Quote each line of the material verbatim, without the pictures.

-- Start Given data --

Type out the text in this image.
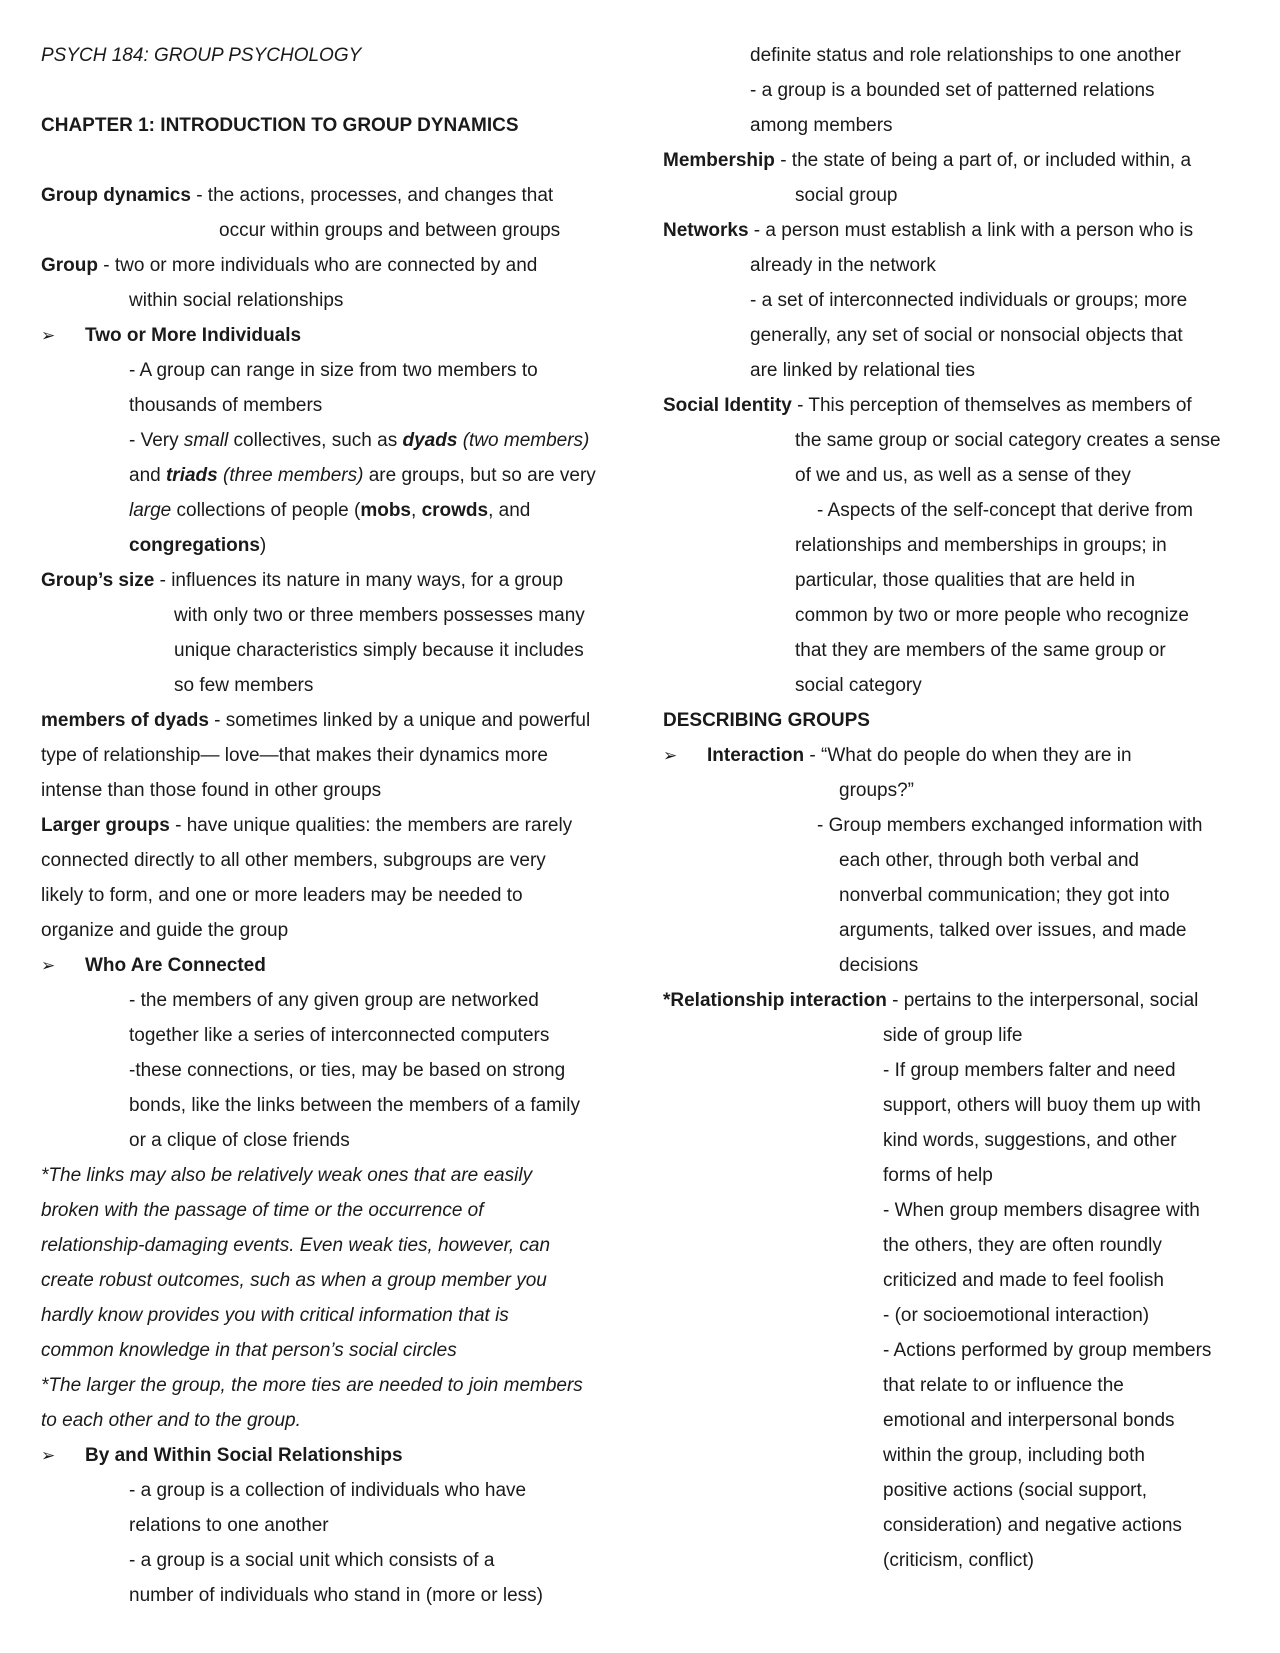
PSYCH 184: GROUP PSYCHOLOGY
CHAPTER 1: INTRODUCTION TO GROUP DYNAMICS
Group dynamics - the actions, processes, and changes that
occur within groups and between groups
Group - two or more individuals who are connected by and
within social relationships
➢ Two or More Individuals
- A group can range in size from two members to
thousands of members
- Very small collectives, such as dyads (two members)
and triads (three members) are groups, but so are very
large collections of people (mobs, crowds, and
congregations)
Group’s size - influences its nature in many ways, for a group
with only two or three members possesses many
unique characteristics simply because it includes
so few members
members of dyads - sometimes linked by a unique and powerful
type of relationship— love—that makes their dynamics more
intense than those found in other groups
Larger groups - have unique qualities: the members are rarely
connected directly to all other members, subgroups are very
likely to form, and one or more leaders may be needed to
organize and guide the group
➢ Who Are Connected
- the members of any given group are networked
together like a series of interconnected computers
-these connections, or ties, may be based on strong
bonds, like the links between the members of a family
or a clique of close friends
*The links may also be relatively weak ones that are easily
broken with the passage of time or the occurrence of
relationship-damaging events. Even weak ties, however, can
create robust outcomes, such as when a group member you
hardly know provides you with critical information that is
common knowledge in that person’s social circles
*The larger the group, the more ties are needed to join members
to each other and to the group.
➢ By and Within Social Relationships
- a group is a collection of individuals who have
relations to one another
- a group is a social unit which consists of a
number of individuals who stand in (more or less)
definite status and role relationships to one another
- a group is a bounded set of patterned relations
among members
Membership - the state of being a part of, or included within, a
social group
Networks - a person must establish a link with a person who is
already in the network
- a set of interconnected individuals or groups; more
generally, any set of social or nonsocial objects that
are linked by relational ties
Social Identity - This perception of themselves as members of
the same group or social category creates a sense
of we and us, as well as a sense of they
- Aspects of the self-concept that derive from
relationships and memberships in groups; in
particular, those qualities that are held in
common by two or more people who recognize
that they are members of the same group or
social category
DESCRIBING GROUPS
➢ Interaction - “What do people do when they are in
groups?”
- Group members exchanged information with
each other, through both verbal and
nonverbal communication; they got into
arguments, talked over issues, and made
decisions
*Relationship interaction - pertains to the interpersonal, social
side of group life
- If group members falter and need
support, others will buoy them up with
kind words, suggestions, and other
forms of help
- When group members disagree with
the others, they are often roundly
criticized and made to feel foolish
- (or socioemotional interaction)
- Actions performed by group members
that relate to or influence the
emotional and interpersonal bonds
within the group, including both
positive actions (social support,
consideration) and negative actions
(criticism, conflict)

-- End Given data --

Solution to this task
Type out the text in this image.
PSYCH 184: GROUP PSYCHOLOGY
CHAPTER 1: INTRODUCTION TO GROUP DYNAMICS
Group dynamics - the actions, processes, and changes that
occur within groups and between groups
Group - two or more individuals who are connected by and
within social relationships
➢ Two or More Individuals
- A group can range in size from two members to
thousands of members
- Very small collectives, such as dyads (two members)
and triads (three members) are groups, but so are very
large collections of people (mobs, crowds, and
congregations)
Group’s size - influences its nature in many ways, for a group
with only two or three members possesses many
unique characteristics simply because it includes
so few members
members of dyads - sometimes linked by a unique and powerful
type of relationship— love—that makes their dynamics more
intense than those found in other groups
Larger groups - have unique qualities: the members are rarely
connected directly to all other members, subgroups are very
likely to form, and one or more leaders may be needed to
organize and guide the group
➢ Who Are Connected
- the members of any given group are networked
together like a series of interconnected computers
-these connections, or ties, may be based on strong
bonds, like the links between the members of a family
or a clique of close friends
*The links may also be relatively weak ones that are easily
broken with the passage of time or the occurrence of
relationship-damaging events. Even weak ties, however, can
create robust outcomes, such as when a group member you
hardly know provides you with critical information that is
common knowledge in that person’s social circles
*The larger the group, the more ties are needed to join members
to each other and to the group.
➢ By and Within Social Relationships
- a group is a collection of individuals who have
relations to one another
- a group is a social unit which consists of a
number of individuals who stand in (more or less)
definite status and role relationships to one another
- a group is a bounded set of patterned relations
among members
Membership - the state of being a part of, or included within, a
social group
Networks - a person must establish a link with a person who is
already in the network
- a set of interconnected individuals or groups; more
generally, any set of social or nonsocial objects that
are linked by relational ties
Social Identity - This perception of themselves as members of
the same group or social category creates a sense
of we and us, as well as a sense of they
- Aspects of the self-concept that derive from
relationships and memberships in groups; in
particular, those qualities that are held in
common by two or more people who recognize
that they are members of the same group or
social category
DESCRIBING GROUPS
➢ Interaction - “What do people do when they are in
groups?”
- Group members exchanged information with
each other, through both verbal and
nonverbal communication; they got into
arguments, talked over issues, and made
decisions
*Relationship interaction - pertains to the interpersonal, social
side of group life
- If group members falter and need
support, others will buoy them up with
kind words, suggestions, and other
forms of help
- When group members disagree with
the others, they are often roundly
criticized and made to feel foolish
- (or socioemotional interaction)
- Actions performed by group members
that relate to or influence the
emotional and interpersonal bonds
within the group, including both
positive actions (social support,
consideration) and negative actions
(criticism, conflict)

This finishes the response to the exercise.